DATA EXCERPTS:
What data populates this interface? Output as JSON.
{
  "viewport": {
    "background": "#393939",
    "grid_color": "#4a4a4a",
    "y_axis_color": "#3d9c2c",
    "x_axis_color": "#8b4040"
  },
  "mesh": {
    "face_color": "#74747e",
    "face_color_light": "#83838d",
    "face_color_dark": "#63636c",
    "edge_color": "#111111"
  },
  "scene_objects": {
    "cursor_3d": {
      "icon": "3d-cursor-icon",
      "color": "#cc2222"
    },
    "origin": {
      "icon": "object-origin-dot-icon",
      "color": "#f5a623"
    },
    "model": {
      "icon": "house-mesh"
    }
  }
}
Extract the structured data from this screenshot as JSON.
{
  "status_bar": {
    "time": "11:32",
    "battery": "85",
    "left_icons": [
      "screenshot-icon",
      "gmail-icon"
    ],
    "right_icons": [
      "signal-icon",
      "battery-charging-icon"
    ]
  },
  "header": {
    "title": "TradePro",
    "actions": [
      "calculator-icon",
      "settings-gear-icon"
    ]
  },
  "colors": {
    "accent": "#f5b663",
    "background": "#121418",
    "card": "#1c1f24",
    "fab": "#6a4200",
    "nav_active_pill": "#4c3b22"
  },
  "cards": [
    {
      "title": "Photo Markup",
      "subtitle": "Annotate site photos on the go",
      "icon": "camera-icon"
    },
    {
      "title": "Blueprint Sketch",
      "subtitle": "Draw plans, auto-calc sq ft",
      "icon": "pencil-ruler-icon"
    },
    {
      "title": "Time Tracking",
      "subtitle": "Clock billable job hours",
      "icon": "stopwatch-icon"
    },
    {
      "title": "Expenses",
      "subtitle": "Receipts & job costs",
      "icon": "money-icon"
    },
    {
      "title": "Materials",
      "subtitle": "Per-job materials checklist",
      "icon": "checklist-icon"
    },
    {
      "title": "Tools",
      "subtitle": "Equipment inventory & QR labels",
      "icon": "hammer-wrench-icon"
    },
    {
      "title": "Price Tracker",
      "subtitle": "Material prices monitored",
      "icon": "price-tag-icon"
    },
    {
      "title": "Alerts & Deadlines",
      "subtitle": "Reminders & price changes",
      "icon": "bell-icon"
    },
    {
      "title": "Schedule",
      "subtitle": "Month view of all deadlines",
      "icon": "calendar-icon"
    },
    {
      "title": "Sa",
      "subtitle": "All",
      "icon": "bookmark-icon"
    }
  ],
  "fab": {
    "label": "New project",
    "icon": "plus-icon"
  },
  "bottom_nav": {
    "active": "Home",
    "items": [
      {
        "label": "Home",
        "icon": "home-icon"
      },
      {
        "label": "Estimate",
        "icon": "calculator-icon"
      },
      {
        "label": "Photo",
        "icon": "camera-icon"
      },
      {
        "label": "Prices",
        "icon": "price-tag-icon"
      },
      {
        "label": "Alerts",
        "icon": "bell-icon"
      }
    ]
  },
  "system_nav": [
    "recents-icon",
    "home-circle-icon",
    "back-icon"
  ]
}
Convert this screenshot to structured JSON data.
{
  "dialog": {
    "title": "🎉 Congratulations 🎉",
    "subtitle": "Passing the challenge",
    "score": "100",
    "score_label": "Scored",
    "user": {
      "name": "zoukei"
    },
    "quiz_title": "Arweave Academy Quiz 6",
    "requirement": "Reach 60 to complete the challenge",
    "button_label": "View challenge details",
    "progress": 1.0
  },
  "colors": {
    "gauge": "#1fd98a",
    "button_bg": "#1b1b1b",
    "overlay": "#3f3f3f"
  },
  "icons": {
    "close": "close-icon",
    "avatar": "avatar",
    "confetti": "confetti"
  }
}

EXERCISE DETAILS: Extract the full listing above without alteration.

SOLVED PROBLEM:
What data populates this interface? Output as JSON.
{
  "viewport": {
    "background": "#393939",
    "grid_color": "#4a4a4a",
    "y_axis_color": "#3d9c2c",
    "x_axis_color": "#8b4040"
  },
  "mesh": {
    "face_color": "#74747e",
    "face_color_light": "#83838d",
    "face_color_dark": "#63636c",
    "edge_color": "#111111"
  },
  "scene_objects": {
    "cursor_3d": {
      "icon": "3d-cursor-icon",
      "color": "#cc2222"
    },
    "origin": {
      "icon": "object-origin-dot-icon",
      "color": "#f5a623"
    },
    "model": {
      "icon": "house-mesh"
    }
  }
}
Extract the structured data from this screenshot as JSON.
{
  "status_bar": {
    "time": "11:32",
    "battery": "85",
    "left_icons": [
      "screenshot-icon",
      "gmail-icon"
    ],
    "right_icons": [
      "signal-icon",
      "battery-charging-icon"
    ]
  },
  "header": {
    "title": "TradePro",
    "actions": [
      "calculator-icon",
      "settings-gear-icon"
    ]
  },
  "colors": {
    "accent": "#f5b663",
    "background": "#121418",
    "card": "#1c1f24",
    "fab": "#6a4200",
    "nav_active_pill": "#4c3b22"
  },
  "cards": [
    {
      "title": "Photo Markup",
      "subtitle": "Annotate site photos on the go",
      "icon": "camera-icon"
    },
    {
      "title": "Blueprint Sketch",
      "subtitle": "Draw plans, auto-calc sq ft",
      "icon": "pencil-ruler-icon"
    },
    {
      "title": "Time Tracking",
      "subtitle": "Clock billable job hours",
      "icon": "stopwatch-icon"
    },
    {
      "title": "Expenses",
      "subtitle": "Receipts & job costs",
      "icon": "money-icon"
    },
    {
      "title": "Materials",
      "subtitle": "Per-job materials checklist",
      "icon": "checklist-icon"
    },
    {
      "title": "Tools",
      "subtitle": "Equipment inventory & QR labels",
      "icon": "hammer-wrench-icon"
    },
    {
      "title": "Price Tracker",
      "subtitle": "Material prices monitored",
      "icon": "price-tag-icon"
    },
    {
      "title": "Alerts & Deadlines",
      "subtitle": "Reminders & price changes",
      "icon": "bell-icon"
    },
    {
      "title": "Schedule",
      "subtitle": "Month view of all deadlines",
      "icon": "calendar-icon"
    },
    {
      "title": "Sa",
      "subtitle": "All",
      "icon": "bookmark-icon"
    }
  ],
  "fab": {
    "label": "New project",
    "icon": "plus-icon"
  },
  "bottom_nav": {
    "active": "Home",
    "items": [
      {
        "label": "Home",
        "icon": "home-icon"
      },
      {
        "label": "Estimate",
        "icon": "calculator-icon"
      },
      {
        "label": "Photo",
        "icon": "camera-icon"
      },
      {
        "label": "Prices",
        "icon": "price-tag-icon"
      },
      {
        "label": "Alerts",
        "icon": "bell-icon"
      }
    ]
  },
  "system_nav": [
    "recents-icon",
    "home-circle-icon",
    "back-icon"
  ]
}
Convert this screenshot to structured JSON data.
{
  "dialog": {
    "title": "🎉 Congratulations 🎉",
    "subtitle": "Passing the challenge",
    "score": "100",
    "score_label": "Scored",
    "user": {
      "name": "zoukei"
    },
    "quiz_title": "Arweave Academy Quiz 6",
    "requirement": "Reach 60 to complete the challenge",
    "button_label": "View challenge details",
    "progress": 1.0
  },
  "colors": {
    "gauge": "#1fd98a",
    "button_bg": "#1b1b1b",
    "overlay": "#3f3f3f"
  },
  "icons": {
    "close": "close-icon",
    "avatar": "avatar",
    "confetti": "confetti"
  }
}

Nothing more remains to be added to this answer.